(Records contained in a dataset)
━━━━━━━━
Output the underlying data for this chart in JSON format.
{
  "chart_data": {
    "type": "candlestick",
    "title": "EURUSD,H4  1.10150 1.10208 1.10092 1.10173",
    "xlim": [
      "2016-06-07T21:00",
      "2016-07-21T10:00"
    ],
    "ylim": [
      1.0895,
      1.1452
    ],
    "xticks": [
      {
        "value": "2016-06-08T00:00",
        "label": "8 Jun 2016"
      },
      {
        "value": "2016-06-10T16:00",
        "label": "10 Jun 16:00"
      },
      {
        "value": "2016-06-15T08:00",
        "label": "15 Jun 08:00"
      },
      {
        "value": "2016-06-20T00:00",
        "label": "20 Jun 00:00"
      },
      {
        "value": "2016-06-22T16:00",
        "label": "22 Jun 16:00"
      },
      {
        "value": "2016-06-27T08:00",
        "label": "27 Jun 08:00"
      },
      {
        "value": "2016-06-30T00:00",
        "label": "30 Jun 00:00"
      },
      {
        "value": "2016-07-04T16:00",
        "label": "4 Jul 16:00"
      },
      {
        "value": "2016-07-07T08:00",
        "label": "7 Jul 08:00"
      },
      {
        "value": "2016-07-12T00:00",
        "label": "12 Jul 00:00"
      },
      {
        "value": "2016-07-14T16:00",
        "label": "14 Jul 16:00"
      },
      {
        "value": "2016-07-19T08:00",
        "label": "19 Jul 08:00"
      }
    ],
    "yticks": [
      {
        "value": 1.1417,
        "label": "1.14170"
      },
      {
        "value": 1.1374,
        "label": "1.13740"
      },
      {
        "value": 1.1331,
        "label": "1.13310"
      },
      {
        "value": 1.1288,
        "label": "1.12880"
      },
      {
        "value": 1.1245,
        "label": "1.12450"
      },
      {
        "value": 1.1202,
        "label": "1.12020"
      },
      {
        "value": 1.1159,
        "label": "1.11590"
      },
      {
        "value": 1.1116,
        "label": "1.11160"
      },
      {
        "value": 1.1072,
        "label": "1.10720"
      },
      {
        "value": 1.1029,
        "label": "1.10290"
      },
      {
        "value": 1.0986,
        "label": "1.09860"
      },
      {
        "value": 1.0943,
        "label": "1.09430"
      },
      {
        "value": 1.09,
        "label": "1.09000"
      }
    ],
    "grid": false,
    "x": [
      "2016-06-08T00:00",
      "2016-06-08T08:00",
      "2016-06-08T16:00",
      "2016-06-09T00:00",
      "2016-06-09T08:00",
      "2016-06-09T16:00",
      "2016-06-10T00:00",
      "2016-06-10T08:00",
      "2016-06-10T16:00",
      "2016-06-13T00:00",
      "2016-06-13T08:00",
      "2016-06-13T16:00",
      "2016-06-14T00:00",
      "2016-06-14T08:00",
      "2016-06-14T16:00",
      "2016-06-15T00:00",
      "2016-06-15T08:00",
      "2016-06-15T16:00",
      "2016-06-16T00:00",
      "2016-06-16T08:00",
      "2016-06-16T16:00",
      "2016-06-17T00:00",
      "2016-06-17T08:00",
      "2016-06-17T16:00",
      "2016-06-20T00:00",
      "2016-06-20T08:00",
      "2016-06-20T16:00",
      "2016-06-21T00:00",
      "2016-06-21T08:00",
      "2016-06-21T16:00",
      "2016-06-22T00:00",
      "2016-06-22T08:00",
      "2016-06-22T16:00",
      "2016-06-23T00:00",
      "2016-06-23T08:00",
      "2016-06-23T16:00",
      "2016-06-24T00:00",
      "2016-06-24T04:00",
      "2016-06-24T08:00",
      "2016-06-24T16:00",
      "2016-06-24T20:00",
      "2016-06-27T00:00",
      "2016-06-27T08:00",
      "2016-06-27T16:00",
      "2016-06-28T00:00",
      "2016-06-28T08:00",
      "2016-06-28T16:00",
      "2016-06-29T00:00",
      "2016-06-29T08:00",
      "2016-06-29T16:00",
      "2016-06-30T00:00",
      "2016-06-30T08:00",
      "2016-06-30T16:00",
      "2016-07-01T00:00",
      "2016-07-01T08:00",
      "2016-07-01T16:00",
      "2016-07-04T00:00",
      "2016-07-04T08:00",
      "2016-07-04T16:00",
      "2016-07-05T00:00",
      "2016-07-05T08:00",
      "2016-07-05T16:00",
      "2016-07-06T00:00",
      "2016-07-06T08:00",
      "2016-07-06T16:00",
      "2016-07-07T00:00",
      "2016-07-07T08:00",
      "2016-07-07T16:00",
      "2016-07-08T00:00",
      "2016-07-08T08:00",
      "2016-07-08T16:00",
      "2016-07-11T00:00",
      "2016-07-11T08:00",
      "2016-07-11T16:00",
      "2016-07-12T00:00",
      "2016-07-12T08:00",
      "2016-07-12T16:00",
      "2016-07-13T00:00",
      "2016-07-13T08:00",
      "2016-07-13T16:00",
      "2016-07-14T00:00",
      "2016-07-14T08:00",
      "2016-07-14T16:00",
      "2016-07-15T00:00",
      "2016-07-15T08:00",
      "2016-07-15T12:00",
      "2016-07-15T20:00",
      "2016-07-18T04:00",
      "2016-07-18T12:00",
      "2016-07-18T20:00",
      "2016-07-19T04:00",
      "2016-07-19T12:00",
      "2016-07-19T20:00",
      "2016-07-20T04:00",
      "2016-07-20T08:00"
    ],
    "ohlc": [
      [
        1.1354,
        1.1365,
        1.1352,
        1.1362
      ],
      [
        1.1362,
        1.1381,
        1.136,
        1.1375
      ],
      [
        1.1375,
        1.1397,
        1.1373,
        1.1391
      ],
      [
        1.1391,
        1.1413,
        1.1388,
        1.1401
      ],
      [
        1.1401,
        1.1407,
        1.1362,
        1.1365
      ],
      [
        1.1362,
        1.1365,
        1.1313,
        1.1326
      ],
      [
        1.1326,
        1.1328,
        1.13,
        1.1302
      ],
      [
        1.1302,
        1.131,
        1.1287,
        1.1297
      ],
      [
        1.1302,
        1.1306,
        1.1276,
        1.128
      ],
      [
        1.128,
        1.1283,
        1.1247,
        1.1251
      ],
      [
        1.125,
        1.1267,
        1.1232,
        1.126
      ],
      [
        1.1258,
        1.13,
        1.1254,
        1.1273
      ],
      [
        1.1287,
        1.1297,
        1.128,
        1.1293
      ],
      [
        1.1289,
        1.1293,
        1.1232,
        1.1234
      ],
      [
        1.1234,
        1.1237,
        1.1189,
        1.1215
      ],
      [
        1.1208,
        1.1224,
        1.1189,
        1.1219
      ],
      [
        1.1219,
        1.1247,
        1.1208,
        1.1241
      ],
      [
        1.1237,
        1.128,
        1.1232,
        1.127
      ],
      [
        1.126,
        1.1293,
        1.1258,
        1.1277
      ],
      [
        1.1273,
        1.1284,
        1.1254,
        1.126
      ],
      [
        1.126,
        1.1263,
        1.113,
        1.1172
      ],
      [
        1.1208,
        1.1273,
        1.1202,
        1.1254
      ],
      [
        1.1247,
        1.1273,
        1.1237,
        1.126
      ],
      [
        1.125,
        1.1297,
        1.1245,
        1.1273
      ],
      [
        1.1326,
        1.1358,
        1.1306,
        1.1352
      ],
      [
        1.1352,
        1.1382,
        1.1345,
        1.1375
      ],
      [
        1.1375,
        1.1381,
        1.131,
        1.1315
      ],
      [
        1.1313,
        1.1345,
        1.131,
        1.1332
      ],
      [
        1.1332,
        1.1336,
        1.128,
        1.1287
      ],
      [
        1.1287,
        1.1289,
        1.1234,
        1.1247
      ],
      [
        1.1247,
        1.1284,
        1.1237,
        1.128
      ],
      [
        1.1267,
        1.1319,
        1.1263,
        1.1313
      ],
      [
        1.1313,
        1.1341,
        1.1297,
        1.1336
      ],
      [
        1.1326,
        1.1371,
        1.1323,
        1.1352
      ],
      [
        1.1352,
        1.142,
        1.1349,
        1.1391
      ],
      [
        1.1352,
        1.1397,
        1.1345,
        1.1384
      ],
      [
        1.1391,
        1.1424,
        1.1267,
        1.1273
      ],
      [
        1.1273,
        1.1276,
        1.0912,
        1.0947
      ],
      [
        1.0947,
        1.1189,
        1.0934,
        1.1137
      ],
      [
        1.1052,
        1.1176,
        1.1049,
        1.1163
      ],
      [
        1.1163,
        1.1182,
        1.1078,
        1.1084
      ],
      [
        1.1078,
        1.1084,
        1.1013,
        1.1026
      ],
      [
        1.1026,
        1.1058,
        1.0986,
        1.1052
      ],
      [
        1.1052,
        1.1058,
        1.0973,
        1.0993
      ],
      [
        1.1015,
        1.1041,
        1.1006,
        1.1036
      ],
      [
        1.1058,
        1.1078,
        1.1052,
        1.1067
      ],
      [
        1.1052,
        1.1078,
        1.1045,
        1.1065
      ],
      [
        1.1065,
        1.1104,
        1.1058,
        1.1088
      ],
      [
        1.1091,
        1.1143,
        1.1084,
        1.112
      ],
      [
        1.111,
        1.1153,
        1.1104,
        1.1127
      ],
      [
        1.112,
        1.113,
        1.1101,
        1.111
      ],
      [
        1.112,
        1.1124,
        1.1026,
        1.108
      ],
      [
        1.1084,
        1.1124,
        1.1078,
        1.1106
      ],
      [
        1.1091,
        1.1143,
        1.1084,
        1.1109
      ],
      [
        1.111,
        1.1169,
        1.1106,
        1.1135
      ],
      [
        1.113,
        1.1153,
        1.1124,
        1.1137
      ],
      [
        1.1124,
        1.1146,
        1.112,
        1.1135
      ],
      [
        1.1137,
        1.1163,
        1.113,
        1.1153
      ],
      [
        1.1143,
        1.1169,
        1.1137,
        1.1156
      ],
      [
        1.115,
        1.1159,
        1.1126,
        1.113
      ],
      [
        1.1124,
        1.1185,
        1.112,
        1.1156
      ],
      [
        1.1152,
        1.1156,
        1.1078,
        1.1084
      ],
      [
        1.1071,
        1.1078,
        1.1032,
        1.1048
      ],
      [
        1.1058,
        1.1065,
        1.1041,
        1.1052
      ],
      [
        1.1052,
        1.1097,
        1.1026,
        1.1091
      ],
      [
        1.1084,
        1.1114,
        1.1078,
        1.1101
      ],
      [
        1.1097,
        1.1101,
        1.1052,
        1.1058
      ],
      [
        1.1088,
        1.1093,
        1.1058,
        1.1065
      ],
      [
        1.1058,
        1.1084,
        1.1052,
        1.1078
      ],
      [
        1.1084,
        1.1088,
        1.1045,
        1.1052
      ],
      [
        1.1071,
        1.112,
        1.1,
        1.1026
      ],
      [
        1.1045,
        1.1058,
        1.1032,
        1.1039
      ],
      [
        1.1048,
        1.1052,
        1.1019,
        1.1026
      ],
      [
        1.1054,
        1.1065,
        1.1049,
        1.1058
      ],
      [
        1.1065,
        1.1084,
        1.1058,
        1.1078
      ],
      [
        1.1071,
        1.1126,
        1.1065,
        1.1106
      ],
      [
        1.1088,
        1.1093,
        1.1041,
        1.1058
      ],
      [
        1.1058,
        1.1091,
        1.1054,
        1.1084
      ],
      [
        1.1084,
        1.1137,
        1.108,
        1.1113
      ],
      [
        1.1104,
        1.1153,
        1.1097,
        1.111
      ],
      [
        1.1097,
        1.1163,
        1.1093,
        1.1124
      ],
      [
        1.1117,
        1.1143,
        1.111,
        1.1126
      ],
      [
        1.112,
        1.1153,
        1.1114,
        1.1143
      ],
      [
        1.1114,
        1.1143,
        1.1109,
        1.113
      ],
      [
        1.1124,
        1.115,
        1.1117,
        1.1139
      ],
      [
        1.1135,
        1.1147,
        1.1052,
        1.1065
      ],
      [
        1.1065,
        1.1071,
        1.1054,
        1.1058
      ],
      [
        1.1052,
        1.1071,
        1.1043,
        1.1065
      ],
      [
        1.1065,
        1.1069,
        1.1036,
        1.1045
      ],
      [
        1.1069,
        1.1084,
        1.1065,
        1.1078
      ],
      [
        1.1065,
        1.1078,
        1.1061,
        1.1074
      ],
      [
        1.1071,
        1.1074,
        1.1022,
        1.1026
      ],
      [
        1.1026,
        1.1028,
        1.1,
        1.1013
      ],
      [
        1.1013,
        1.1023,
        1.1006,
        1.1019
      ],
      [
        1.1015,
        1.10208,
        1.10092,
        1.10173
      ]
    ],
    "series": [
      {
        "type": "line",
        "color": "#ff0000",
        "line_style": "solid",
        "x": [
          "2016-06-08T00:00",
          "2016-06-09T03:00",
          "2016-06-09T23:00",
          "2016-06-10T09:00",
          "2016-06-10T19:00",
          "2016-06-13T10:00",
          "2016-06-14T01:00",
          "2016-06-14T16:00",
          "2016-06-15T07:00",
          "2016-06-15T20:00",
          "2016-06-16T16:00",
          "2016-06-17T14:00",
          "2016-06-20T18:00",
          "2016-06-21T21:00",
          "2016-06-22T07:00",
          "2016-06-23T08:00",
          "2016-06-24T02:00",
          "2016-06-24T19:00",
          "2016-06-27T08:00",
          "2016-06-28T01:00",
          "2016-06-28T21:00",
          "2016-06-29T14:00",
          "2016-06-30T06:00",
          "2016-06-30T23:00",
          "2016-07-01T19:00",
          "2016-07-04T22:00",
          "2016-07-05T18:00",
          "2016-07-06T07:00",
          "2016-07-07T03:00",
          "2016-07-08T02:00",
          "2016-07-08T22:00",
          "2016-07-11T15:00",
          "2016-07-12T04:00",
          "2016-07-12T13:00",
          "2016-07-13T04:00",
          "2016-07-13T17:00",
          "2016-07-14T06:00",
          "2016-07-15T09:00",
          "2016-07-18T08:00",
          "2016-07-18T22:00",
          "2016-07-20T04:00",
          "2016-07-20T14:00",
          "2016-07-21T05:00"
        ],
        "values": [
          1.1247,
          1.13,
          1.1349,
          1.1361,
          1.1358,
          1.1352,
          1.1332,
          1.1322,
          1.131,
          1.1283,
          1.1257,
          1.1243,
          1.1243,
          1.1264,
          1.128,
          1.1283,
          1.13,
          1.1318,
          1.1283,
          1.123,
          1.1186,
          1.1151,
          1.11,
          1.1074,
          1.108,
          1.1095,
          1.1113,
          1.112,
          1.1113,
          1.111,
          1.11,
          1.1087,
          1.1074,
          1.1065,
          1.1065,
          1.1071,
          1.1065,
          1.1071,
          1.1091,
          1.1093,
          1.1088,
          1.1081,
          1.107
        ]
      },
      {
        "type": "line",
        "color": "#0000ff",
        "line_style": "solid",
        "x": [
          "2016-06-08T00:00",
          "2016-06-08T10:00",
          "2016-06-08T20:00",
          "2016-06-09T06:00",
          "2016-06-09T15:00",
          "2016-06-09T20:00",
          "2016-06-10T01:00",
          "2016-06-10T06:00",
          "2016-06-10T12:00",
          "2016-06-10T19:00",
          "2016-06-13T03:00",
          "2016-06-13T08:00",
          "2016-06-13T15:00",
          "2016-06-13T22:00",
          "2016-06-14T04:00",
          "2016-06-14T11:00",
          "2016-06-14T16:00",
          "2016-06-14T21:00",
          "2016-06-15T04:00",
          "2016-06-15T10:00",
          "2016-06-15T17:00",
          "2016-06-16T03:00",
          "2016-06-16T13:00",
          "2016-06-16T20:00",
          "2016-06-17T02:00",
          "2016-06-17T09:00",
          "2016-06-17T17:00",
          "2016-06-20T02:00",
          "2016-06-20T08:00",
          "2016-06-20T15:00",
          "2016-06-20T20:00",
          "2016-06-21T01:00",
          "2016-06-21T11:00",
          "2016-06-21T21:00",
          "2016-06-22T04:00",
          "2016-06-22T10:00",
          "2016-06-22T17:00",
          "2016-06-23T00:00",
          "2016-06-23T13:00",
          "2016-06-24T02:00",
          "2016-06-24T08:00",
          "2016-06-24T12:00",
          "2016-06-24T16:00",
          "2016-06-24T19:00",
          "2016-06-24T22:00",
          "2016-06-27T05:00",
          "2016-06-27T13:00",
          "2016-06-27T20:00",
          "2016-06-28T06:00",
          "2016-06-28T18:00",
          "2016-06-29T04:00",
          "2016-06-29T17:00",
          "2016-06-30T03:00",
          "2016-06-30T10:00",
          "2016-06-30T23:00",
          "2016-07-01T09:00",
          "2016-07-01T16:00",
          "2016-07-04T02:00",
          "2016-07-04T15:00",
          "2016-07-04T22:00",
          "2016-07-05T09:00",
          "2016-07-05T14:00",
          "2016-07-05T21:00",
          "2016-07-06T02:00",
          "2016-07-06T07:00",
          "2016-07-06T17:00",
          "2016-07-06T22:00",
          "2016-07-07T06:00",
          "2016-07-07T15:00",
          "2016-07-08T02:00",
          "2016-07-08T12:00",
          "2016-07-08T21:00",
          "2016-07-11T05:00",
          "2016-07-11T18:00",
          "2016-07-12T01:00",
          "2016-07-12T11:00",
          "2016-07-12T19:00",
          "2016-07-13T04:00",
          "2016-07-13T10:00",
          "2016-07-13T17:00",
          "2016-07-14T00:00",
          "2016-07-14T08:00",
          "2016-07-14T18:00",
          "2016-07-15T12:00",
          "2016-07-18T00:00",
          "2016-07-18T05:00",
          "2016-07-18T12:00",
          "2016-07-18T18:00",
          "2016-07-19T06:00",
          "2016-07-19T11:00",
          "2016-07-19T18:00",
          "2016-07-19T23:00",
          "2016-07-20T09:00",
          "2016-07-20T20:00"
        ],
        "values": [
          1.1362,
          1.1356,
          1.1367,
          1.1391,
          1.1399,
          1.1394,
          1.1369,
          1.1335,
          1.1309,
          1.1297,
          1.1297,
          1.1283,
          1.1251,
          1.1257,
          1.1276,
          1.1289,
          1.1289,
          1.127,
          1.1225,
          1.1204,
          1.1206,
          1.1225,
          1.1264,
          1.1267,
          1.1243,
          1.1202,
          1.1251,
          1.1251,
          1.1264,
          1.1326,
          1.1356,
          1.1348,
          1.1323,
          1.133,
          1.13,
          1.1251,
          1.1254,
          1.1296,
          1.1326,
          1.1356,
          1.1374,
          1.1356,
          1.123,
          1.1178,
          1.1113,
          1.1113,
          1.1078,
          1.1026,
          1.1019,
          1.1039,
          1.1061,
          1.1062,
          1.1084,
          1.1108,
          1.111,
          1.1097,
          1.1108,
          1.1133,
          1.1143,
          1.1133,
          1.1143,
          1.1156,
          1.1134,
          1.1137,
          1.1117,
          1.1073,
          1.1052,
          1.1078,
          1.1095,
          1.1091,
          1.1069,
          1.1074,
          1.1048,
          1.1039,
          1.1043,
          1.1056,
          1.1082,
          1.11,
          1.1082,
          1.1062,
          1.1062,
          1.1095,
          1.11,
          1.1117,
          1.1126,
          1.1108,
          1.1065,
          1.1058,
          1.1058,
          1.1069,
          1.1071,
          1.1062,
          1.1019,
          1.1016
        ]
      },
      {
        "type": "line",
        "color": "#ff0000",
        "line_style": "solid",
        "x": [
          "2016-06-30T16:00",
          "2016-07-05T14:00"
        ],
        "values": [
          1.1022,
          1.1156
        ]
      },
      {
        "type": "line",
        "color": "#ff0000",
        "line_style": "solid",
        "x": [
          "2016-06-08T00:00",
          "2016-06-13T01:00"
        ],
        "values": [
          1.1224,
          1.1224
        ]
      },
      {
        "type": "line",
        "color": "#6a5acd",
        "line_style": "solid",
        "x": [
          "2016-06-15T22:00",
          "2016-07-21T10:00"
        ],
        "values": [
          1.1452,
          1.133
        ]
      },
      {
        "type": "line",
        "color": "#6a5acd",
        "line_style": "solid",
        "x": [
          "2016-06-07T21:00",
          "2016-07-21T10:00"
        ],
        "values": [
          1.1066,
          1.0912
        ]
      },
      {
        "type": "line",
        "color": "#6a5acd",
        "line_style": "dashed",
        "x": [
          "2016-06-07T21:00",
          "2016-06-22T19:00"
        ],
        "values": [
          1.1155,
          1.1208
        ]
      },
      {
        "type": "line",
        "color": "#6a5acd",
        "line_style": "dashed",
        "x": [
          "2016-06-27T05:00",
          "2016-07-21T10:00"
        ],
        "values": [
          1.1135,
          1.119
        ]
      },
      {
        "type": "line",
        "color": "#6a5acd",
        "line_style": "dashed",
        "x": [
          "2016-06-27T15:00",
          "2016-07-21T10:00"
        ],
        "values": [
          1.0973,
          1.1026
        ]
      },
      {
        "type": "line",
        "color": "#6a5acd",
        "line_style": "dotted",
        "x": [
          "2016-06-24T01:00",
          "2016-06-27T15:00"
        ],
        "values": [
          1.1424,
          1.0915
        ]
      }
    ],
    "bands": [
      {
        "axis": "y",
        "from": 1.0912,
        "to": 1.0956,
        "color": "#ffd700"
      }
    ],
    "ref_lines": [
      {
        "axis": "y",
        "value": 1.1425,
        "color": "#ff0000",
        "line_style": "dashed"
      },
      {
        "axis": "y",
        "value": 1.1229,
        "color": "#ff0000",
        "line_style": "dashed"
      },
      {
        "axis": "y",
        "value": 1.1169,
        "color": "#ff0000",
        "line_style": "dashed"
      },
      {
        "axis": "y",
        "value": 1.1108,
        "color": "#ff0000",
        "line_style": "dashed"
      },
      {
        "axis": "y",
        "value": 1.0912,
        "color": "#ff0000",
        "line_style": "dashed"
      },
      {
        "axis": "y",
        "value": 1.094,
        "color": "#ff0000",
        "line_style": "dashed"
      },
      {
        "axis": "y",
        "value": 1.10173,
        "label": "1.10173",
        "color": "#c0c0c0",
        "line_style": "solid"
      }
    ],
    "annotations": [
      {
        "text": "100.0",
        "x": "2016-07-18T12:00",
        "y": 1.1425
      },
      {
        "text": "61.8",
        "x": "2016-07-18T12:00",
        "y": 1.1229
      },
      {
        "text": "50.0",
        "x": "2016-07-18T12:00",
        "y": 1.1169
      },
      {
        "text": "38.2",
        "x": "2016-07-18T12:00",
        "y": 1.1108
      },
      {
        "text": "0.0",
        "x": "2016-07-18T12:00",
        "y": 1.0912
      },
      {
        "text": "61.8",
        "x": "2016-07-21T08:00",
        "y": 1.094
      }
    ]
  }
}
━━━━━━━━
WHAT THE TASK ASKS:
Pull out every line above that holds the word "text".

WRITTEN SOLUTION:
        "text": "100.0",
        "text": "61.8",
        "text": "50.0",
        "text": "38.2",
        "text": "0.0",
        "text": "61.8",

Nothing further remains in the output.